++++ MATERIAL FOR THE TASK

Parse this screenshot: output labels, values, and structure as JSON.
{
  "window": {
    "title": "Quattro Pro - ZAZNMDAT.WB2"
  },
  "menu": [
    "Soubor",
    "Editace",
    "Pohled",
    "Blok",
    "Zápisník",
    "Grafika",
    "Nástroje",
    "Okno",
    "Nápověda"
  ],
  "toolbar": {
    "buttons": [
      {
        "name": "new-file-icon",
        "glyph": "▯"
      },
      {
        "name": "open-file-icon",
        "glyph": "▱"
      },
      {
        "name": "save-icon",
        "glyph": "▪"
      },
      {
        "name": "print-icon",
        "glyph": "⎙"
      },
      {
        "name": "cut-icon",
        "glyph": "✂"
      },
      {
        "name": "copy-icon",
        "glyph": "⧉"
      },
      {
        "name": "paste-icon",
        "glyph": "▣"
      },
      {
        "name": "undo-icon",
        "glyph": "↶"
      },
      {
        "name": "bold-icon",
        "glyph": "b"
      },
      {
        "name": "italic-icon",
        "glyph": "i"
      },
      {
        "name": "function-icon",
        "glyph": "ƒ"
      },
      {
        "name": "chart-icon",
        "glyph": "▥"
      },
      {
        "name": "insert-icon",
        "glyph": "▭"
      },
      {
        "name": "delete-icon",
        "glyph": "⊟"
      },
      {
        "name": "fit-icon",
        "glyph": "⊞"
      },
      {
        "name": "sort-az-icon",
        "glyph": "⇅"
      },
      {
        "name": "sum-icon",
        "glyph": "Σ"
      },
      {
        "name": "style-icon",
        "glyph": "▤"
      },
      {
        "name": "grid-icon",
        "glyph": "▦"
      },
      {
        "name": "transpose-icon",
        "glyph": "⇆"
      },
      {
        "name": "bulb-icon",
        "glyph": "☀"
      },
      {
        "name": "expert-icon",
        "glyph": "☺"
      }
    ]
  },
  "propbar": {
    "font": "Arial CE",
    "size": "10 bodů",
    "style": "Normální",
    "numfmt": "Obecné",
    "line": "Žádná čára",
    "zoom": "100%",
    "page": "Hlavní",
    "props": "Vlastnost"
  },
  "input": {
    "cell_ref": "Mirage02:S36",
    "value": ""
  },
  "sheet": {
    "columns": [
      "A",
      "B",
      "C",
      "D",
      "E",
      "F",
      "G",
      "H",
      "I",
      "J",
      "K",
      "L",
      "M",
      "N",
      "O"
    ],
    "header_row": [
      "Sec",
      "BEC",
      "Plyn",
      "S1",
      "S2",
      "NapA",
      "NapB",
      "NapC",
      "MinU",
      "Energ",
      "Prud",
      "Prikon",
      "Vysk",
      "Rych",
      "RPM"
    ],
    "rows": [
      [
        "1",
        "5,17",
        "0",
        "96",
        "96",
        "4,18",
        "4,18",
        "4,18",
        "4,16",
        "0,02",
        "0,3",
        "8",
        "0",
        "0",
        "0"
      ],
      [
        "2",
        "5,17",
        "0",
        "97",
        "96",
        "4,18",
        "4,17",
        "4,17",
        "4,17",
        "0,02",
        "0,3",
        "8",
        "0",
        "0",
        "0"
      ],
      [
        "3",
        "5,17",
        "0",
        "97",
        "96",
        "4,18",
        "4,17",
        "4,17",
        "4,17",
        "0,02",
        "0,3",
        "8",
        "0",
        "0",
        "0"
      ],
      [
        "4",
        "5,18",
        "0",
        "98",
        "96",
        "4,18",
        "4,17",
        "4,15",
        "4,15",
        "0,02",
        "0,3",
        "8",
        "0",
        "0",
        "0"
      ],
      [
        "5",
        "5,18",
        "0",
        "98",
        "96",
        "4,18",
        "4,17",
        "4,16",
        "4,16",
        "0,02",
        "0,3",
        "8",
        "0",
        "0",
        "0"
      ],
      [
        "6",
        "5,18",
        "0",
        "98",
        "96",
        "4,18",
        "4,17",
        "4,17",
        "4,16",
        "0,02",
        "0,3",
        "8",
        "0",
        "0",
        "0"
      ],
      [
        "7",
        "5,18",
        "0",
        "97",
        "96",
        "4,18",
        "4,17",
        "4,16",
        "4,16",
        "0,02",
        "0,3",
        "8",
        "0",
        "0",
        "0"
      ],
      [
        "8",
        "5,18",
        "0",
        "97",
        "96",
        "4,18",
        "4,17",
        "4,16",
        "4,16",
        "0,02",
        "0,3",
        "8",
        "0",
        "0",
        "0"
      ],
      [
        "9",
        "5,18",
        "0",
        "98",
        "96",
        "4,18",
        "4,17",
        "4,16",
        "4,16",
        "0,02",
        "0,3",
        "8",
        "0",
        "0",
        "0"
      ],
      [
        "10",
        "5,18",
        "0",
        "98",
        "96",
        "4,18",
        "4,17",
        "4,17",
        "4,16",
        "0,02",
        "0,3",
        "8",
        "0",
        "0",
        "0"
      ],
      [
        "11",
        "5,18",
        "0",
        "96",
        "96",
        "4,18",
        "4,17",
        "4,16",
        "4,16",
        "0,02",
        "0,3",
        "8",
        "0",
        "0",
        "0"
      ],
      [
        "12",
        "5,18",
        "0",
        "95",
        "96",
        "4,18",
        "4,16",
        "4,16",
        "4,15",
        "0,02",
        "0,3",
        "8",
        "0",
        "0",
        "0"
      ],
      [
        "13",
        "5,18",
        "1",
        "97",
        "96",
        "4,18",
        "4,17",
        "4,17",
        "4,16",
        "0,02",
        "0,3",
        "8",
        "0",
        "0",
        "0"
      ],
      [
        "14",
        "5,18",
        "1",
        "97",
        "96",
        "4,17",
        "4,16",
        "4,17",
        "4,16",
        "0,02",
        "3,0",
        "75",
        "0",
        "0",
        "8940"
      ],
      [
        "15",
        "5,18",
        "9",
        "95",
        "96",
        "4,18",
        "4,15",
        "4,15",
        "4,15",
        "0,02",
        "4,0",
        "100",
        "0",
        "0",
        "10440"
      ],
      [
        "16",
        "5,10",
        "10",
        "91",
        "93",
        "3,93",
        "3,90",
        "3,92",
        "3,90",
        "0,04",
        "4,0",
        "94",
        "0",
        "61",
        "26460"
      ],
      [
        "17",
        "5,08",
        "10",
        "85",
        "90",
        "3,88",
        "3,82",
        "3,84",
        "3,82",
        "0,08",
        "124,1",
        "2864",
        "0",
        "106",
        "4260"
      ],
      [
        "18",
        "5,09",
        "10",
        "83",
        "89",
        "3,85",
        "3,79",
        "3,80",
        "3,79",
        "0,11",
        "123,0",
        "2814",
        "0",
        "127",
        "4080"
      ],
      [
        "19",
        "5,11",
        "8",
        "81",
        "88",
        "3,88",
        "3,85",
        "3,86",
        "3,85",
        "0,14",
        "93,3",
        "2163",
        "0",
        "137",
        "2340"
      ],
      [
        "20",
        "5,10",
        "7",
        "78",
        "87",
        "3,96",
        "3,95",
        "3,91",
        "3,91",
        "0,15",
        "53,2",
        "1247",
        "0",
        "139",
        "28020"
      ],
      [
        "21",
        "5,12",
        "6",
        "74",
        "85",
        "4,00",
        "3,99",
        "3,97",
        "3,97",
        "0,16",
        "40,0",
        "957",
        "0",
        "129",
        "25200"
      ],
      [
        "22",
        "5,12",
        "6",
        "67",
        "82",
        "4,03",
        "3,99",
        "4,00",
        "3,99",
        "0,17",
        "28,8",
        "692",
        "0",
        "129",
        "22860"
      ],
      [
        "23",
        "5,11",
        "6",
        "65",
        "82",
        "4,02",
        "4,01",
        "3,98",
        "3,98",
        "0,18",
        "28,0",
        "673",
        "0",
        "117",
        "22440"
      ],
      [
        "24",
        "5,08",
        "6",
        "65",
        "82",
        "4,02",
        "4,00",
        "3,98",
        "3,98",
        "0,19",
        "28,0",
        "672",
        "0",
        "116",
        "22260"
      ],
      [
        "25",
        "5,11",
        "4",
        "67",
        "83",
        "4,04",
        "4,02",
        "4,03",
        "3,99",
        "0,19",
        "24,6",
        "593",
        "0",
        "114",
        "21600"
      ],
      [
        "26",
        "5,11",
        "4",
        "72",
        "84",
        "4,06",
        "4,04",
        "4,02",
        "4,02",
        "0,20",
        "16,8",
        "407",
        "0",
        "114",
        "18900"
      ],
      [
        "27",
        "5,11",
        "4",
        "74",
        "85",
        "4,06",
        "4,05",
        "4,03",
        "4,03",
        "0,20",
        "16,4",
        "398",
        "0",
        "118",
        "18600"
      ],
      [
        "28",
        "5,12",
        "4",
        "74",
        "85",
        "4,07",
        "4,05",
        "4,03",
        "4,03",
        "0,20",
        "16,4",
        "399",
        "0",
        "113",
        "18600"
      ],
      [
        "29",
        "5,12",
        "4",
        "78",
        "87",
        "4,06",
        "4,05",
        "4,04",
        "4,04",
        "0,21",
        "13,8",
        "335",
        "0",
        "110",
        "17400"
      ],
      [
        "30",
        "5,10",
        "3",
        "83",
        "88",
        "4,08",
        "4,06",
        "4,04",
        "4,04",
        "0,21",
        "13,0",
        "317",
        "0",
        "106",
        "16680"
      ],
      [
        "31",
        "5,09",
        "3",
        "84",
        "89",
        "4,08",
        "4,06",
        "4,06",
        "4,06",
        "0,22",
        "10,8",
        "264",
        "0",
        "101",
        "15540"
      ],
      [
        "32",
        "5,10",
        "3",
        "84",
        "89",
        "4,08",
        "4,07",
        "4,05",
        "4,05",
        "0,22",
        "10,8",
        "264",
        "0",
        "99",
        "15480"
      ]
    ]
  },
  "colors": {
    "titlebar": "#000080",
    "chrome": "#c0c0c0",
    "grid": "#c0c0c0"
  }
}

++++++++

TASK:
Your answer should be one number: the count of lines in the data above that include the word "file".

ANSWER TO THE TASK:
2